[Saved entries]

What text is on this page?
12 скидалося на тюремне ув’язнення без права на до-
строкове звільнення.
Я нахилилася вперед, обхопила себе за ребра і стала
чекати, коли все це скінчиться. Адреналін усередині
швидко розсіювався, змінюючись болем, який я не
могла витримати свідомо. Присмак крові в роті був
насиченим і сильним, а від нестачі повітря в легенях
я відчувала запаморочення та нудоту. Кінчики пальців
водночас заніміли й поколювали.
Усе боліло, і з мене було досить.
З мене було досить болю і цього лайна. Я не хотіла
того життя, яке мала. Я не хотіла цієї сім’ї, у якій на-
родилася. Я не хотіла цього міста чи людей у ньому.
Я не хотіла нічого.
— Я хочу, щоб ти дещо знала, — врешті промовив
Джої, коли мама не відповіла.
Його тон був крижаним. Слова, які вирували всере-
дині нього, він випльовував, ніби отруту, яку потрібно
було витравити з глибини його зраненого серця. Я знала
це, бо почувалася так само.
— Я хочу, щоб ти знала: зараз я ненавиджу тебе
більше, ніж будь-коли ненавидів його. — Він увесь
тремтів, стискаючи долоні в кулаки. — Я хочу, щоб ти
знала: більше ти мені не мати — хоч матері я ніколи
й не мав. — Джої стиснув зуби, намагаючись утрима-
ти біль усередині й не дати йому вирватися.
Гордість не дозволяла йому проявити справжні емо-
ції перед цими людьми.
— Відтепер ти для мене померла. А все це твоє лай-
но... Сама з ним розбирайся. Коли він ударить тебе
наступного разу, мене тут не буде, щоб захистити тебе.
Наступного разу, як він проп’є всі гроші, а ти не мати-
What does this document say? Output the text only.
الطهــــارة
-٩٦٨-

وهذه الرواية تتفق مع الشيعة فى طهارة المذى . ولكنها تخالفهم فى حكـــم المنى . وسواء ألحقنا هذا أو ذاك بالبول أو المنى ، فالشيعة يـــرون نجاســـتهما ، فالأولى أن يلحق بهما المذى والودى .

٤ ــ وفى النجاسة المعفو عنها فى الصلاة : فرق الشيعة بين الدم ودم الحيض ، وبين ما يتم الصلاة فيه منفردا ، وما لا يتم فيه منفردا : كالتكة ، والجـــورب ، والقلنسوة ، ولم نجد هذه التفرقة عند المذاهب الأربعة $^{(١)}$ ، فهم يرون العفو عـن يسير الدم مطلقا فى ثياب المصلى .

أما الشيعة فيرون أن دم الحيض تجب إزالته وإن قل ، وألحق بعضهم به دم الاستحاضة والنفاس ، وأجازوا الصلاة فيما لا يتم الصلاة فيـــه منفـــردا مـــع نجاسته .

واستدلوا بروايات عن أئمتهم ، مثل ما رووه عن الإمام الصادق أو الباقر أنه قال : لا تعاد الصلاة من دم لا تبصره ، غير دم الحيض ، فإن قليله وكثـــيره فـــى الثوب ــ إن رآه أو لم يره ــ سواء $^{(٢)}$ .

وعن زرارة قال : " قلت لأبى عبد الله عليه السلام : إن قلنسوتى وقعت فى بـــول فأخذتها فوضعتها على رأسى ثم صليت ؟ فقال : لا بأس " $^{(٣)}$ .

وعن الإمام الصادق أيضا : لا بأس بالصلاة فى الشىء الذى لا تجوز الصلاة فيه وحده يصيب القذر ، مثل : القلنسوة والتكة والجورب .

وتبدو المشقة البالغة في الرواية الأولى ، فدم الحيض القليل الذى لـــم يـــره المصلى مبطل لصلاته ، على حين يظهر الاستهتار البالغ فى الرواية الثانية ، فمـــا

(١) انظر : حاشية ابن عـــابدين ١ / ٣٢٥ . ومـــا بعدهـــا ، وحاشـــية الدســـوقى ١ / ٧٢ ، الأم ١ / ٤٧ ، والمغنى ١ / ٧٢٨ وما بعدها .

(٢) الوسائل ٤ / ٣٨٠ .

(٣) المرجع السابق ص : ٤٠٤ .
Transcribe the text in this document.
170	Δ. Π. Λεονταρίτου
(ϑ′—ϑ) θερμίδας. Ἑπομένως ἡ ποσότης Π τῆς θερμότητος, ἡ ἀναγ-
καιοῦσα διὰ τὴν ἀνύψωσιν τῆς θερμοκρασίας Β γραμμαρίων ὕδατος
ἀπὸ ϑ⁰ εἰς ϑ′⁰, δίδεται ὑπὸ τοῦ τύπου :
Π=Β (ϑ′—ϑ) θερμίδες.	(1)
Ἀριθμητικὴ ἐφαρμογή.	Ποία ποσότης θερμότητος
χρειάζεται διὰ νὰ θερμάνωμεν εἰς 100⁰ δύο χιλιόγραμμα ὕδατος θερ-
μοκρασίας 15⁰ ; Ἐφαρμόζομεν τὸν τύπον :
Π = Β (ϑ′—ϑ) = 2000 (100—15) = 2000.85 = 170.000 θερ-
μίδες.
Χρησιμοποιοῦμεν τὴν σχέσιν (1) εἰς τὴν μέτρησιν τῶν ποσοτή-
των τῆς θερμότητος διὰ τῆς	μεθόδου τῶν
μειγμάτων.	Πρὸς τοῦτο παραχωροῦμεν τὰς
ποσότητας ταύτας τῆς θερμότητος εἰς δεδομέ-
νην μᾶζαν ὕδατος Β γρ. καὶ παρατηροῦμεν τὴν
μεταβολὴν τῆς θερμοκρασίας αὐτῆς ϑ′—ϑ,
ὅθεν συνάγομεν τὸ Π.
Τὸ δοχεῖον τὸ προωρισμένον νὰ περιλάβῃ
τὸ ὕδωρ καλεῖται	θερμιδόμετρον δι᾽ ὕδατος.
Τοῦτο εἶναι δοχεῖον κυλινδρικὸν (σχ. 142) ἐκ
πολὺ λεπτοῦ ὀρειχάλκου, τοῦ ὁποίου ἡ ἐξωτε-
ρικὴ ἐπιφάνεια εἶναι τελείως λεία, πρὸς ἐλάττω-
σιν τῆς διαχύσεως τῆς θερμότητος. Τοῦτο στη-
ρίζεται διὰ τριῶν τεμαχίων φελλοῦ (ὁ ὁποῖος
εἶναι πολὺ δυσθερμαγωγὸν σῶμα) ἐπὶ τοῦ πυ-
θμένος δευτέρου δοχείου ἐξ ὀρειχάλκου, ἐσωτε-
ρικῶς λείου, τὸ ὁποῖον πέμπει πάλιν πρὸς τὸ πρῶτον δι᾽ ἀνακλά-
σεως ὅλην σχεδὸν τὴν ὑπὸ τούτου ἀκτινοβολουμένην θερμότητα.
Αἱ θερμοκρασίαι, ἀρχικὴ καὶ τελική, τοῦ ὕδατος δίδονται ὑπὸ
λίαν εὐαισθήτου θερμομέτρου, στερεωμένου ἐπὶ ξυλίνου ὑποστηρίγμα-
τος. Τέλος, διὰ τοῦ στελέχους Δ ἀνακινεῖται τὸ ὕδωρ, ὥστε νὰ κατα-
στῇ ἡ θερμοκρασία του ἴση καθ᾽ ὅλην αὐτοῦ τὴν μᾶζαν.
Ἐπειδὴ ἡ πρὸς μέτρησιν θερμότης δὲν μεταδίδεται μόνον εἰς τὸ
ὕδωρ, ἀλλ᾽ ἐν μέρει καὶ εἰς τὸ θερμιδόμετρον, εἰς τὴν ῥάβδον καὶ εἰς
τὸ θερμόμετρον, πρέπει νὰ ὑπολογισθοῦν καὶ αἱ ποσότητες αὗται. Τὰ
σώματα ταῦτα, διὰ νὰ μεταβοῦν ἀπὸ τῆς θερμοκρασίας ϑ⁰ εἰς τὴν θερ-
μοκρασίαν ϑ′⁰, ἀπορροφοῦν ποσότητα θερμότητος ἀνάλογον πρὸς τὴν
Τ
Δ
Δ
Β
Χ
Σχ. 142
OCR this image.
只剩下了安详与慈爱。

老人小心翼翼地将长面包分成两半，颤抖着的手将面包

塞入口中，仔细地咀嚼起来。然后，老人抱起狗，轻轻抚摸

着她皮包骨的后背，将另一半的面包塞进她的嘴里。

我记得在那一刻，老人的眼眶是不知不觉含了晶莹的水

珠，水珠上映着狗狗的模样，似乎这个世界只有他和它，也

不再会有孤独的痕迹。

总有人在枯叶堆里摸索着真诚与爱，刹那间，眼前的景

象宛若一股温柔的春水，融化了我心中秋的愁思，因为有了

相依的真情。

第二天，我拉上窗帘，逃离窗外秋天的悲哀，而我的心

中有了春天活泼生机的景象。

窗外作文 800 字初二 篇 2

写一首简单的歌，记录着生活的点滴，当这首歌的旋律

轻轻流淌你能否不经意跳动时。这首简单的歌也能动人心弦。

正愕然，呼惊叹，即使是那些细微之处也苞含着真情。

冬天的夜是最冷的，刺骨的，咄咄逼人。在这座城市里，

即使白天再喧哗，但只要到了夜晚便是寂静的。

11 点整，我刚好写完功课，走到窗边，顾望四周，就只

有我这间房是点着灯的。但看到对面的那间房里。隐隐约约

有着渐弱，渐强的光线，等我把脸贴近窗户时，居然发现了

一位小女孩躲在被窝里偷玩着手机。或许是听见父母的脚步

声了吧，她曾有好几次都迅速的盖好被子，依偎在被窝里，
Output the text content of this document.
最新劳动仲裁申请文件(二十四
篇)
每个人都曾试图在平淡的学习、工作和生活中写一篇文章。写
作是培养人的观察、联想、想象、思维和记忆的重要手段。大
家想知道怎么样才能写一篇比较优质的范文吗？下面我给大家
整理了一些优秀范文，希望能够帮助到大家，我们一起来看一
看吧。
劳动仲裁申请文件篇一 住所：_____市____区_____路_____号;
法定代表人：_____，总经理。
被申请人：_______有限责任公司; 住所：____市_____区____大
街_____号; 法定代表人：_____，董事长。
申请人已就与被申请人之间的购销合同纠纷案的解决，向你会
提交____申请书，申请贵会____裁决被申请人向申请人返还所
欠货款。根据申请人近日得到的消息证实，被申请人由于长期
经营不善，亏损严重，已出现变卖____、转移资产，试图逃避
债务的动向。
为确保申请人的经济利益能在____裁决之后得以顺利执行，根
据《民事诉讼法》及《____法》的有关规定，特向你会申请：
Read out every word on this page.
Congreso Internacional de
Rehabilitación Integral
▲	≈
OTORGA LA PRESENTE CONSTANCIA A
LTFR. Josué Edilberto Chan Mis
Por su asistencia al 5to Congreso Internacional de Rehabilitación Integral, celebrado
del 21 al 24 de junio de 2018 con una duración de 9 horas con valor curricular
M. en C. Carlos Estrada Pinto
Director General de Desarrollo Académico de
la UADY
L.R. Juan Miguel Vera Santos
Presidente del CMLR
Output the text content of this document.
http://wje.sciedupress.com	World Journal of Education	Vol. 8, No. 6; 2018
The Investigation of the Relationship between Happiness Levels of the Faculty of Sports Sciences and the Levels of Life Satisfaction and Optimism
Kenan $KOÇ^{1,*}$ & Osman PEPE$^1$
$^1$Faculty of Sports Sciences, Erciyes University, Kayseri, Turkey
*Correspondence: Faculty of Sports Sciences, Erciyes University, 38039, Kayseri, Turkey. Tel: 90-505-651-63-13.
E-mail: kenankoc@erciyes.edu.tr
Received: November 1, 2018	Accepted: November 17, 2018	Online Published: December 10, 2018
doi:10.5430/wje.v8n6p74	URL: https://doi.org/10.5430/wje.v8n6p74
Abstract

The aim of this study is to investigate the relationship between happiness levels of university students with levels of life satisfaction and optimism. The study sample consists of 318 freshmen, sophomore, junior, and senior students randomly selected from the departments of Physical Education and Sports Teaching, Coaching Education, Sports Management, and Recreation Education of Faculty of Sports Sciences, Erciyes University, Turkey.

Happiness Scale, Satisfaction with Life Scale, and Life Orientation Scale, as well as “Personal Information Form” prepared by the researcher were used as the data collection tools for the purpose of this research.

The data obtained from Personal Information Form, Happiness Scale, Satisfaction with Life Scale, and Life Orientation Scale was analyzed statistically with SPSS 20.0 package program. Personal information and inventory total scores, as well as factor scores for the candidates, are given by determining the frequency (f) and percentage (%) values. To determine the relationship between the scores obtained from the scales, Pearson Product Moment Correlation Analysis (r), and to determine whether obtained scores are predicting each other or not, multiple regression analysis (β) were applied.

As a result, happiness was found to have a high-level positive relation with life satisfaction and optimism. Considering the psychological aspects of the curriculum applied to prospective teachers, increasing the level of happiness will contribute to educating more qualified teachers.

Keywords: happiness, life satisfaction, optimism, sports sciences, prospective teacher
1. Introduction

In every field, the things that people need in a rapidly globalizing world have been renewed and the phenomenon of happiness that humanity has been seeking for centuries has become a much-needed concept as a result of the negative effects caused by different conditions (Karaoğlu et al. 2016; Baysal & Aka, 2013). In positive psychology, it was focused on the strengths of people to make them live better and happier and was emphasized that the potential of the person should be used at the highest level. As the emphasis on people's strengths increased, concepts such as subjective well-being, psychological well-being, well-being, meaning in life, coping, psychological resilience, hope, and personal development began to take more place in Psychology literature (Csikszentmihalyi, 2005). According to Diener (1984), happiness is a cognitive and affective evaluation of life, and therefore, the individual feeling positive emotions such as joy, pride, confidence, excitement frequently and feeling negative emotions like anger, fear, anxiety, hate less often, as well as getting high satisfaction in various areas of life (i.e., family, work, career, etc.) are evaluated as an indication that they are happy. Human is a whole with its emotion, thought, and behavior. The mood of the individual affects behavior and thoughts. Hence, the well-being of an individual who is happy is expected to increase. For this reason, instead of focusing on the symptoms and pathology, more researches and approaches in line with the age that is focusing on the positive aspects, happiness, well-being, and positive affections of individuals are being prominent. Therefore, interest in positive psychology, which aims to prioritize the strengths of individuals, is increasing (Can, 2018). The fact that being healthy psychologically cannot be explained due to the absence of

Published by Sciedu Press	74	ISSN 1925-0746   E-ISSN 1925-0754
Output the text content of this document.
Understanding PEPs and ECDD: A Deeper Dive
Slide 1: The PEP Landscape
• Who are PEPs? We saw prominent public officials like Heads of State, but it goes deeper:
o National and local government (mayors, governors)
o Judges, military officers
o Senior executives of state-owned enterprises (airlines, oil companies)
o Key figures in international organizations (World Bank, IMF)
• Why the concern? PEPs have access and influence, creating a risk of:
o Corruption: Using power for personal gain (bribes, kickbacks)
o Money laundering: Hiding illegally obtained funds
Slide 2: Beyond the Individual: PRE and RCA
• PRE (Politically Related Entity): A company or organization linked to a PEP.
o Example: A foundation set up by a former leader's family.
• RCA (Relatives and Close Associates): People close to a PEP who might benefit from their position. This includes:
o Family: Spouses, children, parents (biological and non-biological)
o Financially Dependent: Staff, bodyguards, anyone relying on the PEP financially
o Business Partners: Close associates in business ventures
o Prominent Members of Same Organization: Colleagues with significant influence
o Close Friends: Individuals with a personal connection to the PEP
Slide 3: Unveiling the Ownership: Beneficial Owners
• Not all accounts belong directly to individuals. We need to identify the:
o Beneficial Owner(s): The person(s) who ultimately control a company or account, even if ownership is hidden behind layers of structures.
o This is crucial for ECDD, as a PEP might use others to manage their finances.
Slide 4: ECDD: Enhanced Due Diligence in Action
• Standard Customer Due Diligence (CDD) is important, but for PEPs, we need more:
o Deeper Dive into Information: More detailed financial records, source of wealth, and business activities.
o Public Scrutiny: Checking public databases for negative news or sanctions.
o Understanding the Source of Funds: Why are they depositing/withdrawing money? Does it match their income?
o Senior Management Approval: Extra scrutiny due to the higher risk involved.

→ **WHAT TO DO**: Find the lines containing "θερμοκρασίας" and list every one of them.

→ **WRITTEN RESPONSE**:
καιοῦσα διὰ τὴν ἀνύψωσιν τῆς θερμοκρασίας Β γραμμαρίων ὕδατος
μεταβολὴν τῆς θερμοκρασίας αὐτῆς ϑ′—ϑ,
σώματα ταῦτα, διὰ νὰ μεταβοῦν ἀπὸ τῆς θερμοκρασίας ϑ⁰ εἰς τὴν θερ-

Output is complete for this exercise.